**STATED PROBLEM**
Return the complete listing that follows, with each line reproduced exactly.

# START OF DATA SHOWN

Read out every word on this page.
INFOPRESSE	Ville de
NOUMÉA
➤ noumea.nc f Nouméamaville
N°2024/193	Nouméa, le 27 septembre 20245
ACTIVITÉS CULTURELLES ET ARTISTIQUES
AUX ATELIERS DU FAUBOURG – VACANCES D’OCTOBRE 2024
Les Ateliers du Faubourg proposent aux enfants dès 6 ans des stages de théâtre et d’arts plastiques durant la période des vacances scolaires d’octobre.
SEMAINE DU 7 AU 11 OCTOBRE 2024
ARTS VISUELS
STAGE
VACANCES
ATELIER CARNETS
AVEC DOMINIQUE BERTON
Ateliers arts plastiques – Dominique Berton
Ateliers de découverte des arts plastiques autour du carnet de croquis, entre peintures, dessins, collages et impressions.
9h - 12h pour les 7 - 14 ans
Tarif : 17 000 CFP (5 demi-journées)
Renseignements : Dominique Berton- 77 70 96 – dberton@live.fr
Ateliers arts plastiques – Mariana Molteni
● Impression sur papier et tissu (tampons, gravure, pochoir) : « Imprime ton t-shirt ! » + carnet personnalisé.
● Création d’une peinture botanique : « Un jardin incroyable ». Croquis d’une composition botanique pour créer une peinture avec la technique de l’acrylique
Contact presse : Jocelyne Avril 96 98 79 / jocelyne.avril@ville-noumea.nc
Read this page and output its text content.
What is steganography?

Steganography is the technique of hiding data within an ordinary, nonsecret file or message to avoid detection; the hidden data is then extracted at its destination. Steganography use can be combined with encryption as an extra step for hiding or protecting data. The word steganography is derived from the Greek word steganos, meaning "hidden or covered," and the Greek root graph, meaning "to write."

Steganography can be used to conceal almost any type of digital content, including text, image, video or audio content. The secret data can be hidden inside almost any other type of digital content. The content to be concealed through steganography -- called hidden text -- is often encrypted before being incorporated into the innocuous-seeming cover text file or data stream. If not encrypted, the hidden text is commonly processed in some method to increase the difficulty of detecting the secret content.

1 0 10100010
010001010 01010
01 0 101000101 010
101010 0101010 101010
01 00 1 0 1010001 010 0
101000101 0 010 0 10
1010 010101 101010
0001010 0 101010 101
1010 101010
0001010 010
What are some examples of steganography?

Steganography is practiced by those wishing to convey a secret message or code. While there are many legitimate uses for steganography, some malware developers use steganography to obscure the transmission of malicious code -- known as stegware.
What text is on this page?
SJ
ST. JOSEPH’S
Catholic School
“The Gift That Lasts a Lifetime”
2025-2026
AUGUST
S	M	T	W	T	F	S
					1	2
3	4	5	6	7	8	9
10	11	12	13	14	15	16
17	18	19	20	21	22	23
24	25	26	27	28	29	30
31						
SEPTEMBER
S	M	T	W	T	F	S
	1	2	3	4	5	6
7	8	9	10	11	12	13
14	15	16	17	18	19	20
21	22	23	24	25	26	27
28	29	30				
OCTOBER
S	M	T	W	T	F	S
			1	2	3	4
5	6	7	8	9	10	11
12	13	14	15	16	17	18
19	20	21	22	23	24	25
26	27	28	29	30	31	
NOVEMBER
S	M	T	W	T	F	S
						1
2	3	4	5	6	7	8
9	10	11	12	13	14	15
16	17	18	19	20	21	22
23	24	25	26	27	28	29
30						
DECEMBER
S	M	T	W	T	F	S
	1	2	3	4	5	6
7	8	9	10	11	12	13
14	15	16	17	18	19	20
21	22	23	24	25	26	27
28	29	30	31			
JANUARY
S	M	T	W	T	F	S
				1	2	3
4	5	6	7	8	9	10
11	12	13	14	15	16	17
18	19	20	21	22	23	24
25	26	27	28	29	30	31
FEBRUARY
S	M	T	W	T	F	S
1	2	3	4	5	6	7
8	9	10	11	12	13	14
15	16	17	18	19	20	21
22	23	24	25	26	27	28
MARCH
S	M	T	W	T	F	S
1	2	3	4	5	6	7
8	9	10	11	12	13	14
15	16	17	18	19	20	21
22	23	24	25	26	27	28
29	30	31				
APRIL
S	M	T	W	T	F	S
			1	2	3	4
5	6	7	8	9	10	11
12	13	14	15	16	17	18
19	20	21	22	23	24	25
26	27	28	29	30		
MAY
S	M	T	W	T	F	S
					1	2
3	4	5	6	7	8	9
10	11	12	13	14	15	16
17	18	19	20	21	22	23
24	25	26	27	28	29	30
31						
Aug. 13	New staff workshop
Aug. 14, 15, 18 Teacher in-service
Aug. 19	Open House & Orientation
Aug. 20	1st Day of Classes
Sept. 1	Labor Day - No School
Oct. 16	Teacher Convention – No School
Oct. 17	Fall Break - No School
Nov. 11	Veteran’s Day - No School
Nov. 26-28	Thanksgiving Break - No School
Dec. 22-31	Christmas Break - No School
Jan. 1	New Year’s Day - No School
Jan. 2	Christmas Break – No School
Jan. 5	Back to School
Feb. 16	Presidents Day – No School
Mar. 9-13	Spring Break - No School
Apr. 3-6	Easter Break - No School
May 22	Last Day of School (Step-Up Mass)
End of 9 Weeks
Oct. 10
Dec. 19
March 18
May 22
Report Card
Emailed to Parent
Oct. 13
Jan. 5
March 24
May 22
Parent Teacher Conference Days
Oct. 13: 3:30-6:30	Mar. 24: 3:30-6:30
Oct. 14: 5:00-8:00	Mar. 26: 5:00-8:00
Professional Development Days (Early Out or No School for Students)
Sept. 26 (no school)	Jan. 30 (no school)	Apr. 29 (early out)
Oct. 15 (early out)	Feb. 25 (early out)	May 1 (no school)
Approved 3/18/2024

# END OF DATA SHOWN

**EXPECTED ANSWER**
Read out every word on this page.
INFOPRESSE	Ville de
NOUMÉA
➤ noumea.nc f Nouméamaville
N°2024/193	Nouméa, le 27 septembre 20245
ACTIVITÉS CULTURELLES ET ARTISTIQUES
AUX ATELIERS DU FAUBOURG – VACANCES D’OCTOBRE 2024
Les Ateliers du Faubourg proposent aux enfants dès 6 ans des stages de théâtre et d’arts plastiques durant la période des vacances scolaires d’octobre.
SEMAINE DU 7 AU 11 OCTOBRE 2024
ARTS VISUELS
STAGE
VACANCES
ATELIER CARNETS
AVEC DOMINIQUE BERTON
Ateliers arts plastiques – Dominique Berton
Ateliers de découverte des arts plastiques autour du carnet de croquis, entre peintures, dessins, collages et impressions.
9h - 12h pour les 7 - 14 ans
Tarif : 17 000 CFP (5 demi-journées)
Renseignements : Dominique Berton- 77 70 96 – dberton@live.fr
Ateliers arts plastiques – Mariana Molteni
● Impression sur papier et tissu (tampons, gravure, pochoir) : « Imprime ton t-shirt ! » + carnet personnalisé.
● Création d’une peinture botanique : « Un jardin incroyable ». Croquis d’une composition botanique pour créer une peinture avec la technique de l’acrylique
Contact presse : Jocelyne Avril 96 98 79 / jocelyne.avril@ville-noumea.nc
Read this page and output its text content.
What is steganography?

Steganography is the technique of hiding data within an ordinary, nonsecret file or message to avoid detection; the hidden data is then extracted at its destination. Steganography use can be combined with encryption as an extra step for hiding or protecting data. The word steganography is derived from the Greek word steganos, meaning "hidden or covered," and the Greek root graph, meaning "to write."

Steganography can be used to conceal almost any type of digital content, including text, image, video or audio content. The secret data can be hidden inside almost any other type of digital content. The content to be concealed through steganography -- called hidden text -- is often encrypted before being incorporated into the innocuous-seeming cover text file or data stream. If not encrypted, the hidden text is commonly processed in some method to increase the difficulty of detecting the secret content.

1 0 10100010
010001010 01010
01 0 101000101 010
101010 0101010 101010
01 00 1 0 1010001 010 0
101000101 0 010 0 10
1010 010101 101010
0001010 0 101010 101
1010 101010
0001010 010
What are some examples of steganography?

Steganography is practiced by those wishing to convey a secret message or code. While there are many legitimate uses for steganography, some malware developers use steganography to obscure the transmission of malicious code -- known as stegware.
What text is on this page?
SJ
ST. JOSEPH’S
Catholic School
“The Gift That Lasts a Lifetime”
2025-2026
AUGUST
S	M	T	W	T	F	S
					1	2
3	4	5	6	7	8	9
10	11	12	13	14	15	16
17	18	19	20	21	22	23
24	25	26	27	28	29	30
31						
SEPTEMBER
S	M	T	W	T	F	S
	1	2	3	4	5	6
7	8	9	10	11	12	13
14	15	16	17	18	19	20
21	22	23	24	25	26	27
28	29	30				
OCTOBER
S	M	T	W	T	F	S
			1	2	3	4
5	6	7	8	9	10	11
12	13	14	15	16	17	18
19	20	21	22	23	24	25
26	27	28	29	30	31	
NOVEMBER
S	M	T	W	T	F	S
						1
2	3	4	5	6	7	8
9	10	11	12	13	14	15
16	17	18	19	20	21	22
23	24	25	26	27	28	29
30						
DECEMBER
S	M	T	W	T	F	S
	1	2	3	4	5	6
7	8	9	10	11	12	13
14	15	16	17	18	19	20
21	22	23	24	25	26	27
28	29	30	31			
JANUARY
S	M	T	W	T	F	S
				1	2	3
4	5	6	7	8	9	10
11	12	13	14	15	16	17
18	19	20	21	22	23	24
25	26	27	28	29	30	31
FEBRUARY
S	M	T	W	T	F	S
1	2	3	4	5	6	7
8	9	10	11	12	13	14
15	16	17	18	19	20	21
22	23	24	25	26	27	28
MARCH
S	M	T	W	T	F	S
1	2	3	4	5	6	7
8	9	10	11	12	13	14
15	16	17	18	19	20	21
22	23	24	25	26	27	28
29	30	31				
APRIL
S	M	T	W	T	F	S
			1	2	3	4
5	6	7	8	9	10	11
12	13	14	15	16	17	18
19	20	21	22	23	24	25
26	27	28	29	30		
MAY
S	M	T	W	T	F	S
					1	2
3	4	5	6	7	8	9
10	11	12	13	14	15	16
17	18	19	20	21	22	23
24	25	26	27	28	29	30
31						
Aug. 13	New staff workshop
Aug. 14, 15, 18 Teacher in-service
Aug. 19	Open House & Orientation
Aug. 20	1st Day of Classes
Sept. 1	Labor Day - No School
Oct. 16	Teacher Convention – No School
Oct. 17	Fall Break - No School
Nov. 11	Veteran’s Day - No School
Nov. 26-28	Thanksgiving Break - No School
Dec. 22-31	Christmas Break - No School
Jan. 1	New Year’s Day - No School
Jan. 2	Christmas Break – No School
Jan. 5	Back to School
Feb. 16	Presidents Day – No School
Mar. 9-13	Spring Break - No School
Apr. 3-6	Easter Break - No School
May 22	Last Day of School (Step-Up Mass)
End of 9 Weeks
Oct. 10
Dec. 19
March 18
May 22
Report Card
Emailed to Parent
Oct. 13
Jan. 5
March 24
May 22
Parent Teacher Conference Days
Oct. 13: 3:30-6:30	Mar. 24: 3:30-6:30
Oct. 14: 5:00-8:00	Mar. 26: 5:00-8:00
Professional Development Days (Early Out or No School for Students)
Sept. 26 (no school)	Jan. 30 (no school)	Apr. 29 (early out)
Oct. 15 (early out)	Feb. 25 (early out)	May 1 (no school)
Approved 3/18/2024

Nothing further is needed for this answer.